> **DIRECTIVE**: Find and copy every line in the records that includes the string "jedna".

-- -- --

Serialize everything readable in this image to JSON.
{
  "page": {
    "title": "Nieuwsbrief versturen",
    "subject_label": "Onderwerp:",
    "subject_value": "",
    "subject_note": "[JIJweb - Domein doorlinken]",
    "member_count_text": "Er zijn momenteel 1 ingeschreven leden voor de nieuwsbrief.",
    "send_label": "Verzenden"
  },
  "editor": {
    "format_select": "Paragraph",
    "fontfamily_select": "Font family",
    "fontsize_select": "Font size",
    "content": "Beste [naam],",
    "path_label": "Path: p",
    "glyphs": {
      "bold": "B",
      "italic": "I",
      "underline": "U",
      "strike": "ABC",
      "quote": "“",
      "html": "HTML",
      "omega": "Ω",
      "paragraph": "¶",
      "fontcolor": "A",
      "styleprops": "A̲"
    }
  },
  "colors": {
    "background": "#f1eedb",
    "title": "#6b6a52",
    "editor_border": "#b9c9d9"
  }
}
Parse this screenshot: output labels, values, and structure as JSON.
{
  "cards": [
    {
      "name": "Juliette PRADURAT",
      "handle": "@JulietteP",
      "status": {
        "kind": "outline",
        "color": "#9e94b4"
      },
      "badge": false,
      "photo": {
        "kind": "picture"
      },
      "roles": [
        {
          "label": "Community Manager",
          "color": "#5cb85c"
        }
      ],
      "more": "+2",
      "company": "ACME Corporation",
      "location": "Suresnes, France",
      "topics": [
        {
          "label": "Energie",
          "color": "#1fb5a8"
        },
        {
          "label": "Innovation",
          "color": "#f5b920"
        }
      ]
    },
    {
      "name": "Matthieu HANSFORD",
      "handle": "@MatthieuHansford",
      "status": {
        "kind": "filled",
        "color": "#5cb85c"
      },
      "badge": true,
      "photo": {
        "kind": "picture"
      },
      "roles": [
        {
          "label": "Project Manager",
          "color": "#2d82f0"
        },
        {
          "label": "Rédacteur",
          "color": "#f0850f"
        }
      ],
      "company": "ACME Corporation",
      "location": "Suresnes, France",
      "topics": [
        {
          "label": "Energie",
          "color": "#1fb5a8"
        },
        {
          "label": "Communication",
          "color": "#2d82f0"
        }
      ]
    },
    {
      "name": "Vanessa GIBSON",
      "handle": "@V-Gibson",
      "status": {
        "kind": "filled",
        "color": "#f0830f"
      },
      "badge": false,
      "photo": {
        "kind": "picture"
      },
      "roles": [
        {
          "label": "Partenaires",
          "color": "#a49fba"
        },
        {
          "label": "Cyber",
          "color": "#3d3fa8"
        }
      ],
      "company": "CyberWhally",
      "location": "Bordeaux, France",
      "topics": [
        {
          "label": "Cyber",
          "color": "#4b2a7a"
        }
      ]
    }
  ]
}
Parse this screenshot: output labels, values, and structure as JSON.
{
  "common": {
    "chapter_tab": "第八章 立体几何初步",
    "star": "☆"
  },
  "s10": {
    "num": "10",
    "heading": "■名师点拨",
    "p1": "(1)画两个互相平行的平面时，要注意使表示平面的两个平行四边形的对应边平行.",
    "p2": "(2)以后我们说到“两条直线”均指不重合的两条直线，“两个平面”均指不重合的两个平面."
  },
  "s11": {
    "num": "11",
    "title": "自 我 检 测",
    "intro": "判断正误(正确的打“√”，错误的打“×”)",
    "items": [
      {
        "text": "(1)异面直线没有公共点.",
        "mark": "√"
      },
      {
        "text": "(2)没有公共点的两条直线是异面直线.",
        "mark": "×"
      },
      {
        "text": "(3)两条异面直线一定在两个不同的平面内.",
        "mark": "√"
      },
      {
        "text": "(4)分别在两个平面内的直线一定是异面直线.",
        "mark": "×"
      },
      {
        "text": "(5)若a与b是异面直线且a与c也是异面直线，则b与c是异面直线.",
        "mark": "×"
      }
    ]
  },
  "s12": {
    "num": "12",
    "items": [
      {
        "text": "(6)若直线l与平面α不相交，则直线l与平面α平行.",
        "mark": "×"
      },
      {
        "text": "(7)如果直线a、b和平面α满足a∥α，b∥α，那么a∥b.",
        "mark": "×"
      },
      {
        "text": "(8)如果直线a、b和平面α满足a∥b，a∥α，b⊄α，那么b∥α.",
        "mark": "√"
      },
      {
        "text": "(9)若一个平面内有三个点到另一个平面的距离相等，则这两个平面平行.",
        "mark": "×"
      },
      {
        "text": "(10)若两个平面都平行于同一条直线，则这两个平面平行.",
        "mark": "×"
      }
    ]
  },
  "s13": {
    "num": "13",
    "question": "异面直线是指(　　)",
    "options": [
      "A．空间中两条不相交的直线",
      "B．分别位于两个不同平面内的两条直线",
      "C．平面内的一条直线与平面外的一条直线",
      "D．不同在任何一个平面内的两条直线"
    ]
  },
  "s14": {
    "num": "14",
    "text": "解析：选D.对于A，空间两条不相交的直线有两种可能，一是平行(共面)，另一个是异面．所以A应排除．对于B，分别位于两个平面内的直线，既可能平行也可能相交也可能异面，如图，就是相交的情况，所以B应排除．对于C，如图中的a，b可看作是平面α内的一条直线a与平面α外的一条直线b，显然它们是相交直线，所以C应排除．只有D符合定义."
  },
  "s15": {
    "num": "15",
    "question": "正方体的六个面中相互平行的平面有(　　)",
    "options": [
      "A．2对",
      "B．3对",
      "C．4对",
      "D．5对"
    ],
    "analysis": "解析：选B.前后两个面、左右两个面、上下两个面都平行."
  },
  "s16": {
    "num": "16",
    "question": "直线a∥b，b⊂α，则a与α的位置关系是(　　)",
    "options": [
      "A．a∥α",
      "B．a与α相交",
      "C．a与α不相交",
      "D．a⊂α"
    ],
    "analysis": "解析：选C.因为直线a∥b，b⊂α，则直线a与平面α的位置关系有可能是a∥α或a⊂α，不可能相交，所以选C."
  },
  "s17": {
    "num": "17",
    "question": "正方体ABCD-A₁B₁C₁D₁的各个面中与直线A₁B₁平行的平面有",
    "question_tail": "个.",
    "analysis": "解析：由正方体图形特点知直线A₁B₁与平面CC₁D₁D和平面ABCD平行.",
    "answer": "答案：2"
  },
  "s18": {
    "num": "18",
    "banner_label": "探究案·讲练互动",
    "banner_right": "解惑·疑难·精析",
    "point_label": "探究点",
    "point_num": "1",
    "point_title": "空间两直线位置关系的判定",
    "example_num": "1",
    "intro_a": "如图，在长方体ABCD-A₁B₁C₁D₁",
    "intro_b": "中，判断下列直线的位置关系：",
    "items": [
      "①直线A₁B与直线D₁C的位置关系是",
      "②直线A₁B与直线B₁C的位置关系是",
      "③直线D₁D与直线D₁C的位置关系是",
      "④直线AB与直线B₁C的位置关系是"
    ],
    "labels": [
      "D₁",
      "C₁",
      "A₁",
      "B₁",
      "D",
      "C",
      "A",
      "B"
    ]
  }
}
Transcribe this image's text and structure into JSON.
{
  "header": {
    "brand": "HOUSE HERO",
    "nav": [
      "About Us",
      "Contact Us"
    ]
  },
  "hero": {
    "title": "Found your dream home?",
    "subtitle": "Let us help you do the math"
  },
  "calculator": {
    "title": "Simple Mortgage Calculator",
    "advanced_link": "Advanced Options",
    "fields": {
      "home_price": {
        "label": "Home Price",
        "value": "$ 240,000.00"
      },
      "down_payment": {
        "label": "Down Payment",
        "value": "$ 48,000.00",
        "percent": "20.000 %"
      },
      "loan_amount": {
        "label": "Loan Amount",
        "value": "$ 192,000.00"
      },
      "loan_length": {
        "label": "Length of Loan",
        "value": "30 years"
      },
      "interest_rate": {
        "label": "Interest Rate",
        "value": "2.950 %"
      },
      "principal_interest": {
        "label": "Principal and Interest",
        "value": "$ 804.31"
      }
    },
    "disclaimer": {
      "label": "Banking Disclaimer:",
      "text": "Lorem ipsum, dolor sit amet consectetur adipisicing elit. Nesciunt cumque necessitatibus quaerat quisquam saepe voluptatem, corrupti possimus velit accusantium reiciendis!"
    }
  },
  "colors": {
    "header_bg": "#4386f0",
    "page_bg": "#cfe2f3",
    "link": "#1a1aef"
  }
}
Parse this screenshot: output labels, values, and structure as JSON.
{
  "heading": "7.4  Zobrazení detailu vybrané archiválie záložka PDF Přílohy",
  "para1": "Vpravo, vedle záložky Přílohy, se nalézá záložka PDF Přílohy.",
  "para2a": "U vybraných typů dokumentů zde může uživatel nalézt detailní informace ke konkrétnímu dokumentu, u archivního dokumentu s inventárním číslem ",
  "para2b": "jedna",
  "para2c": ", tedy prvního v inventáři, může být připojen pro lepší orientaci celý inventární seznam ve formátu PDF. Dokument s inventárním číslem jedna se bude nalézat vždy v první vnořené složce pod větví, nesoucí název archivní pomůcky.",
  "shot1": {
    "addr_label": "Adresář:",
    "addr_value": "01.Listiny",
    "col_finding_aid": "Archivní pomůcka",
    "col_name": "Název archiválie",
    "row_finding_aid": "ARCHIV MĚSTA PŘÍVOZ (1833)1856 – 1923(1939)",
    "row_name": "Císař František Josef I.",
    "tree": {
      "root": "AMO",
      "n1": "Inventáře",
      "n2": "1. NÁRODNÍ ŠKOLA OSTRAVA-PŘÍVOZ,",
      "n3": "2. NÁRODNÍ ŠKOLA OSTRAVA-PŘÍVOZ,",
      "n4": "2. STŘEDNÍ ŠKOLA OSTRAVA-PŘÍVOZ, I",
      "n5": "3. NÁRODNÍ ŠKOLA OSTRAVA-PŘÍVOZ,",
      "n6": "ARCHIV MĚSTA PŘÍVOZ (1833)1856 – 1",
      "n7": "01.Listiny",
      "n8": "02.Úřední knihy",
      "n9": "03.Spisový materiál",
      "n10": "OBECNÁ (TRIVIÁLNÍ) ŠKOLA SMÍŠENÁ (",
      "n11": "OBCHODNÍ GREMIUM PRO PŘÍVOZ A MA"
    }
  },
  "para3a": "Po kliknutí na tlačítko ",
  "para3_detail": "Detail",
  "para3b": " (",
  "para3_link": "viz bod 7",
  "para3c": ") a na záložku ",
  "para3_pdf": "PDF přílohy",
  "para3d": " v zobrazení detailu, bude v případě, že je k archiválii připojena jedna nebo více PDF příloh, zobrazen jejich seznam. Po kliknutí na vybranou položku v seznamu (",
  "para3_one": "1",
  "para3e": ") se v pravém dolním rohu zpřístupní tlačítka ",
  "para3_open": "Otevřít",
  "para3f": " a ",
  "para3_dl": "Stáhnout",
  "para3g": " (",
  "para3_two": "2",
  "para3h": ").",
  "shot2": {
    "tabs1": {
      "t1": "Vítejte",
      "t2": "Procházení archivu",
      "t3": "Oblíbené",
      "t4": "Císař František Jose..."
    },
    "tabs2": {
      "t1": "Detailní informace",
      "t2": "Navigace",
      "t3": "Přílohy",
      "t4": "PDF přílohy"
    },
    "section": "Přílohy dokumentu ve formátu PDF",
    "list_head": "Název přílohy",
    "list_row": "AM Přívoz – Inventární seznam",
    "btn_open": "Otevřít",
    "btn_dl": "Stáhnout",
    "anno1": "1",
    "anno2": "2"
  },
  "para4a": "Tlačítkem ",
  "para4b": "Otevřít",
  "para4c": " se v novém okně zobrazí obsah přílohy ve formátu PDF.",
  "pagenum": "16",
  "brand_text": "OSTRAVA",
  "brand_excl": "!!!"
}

-- -- --

> **CORRECT RESPONSE**:
  "para2b": "jedna",
  "para2c": ", tedy prvního v inventáři, může být připojen pro lepší orientaci celý inventární seznam ve formátu PDF. Dokument s inventárním číslem jedna se bude nalézat vždy v první vnořené složce pod větví, nesoucí název archivní pomůcky.",
  "para3d": " v zobrazení detailu, bude v případě, že je k archiválii připojena jedna nebo více PDF příloh, zobrazen jejich seznam. Po kliknutí na vybranou položku v seznamu (",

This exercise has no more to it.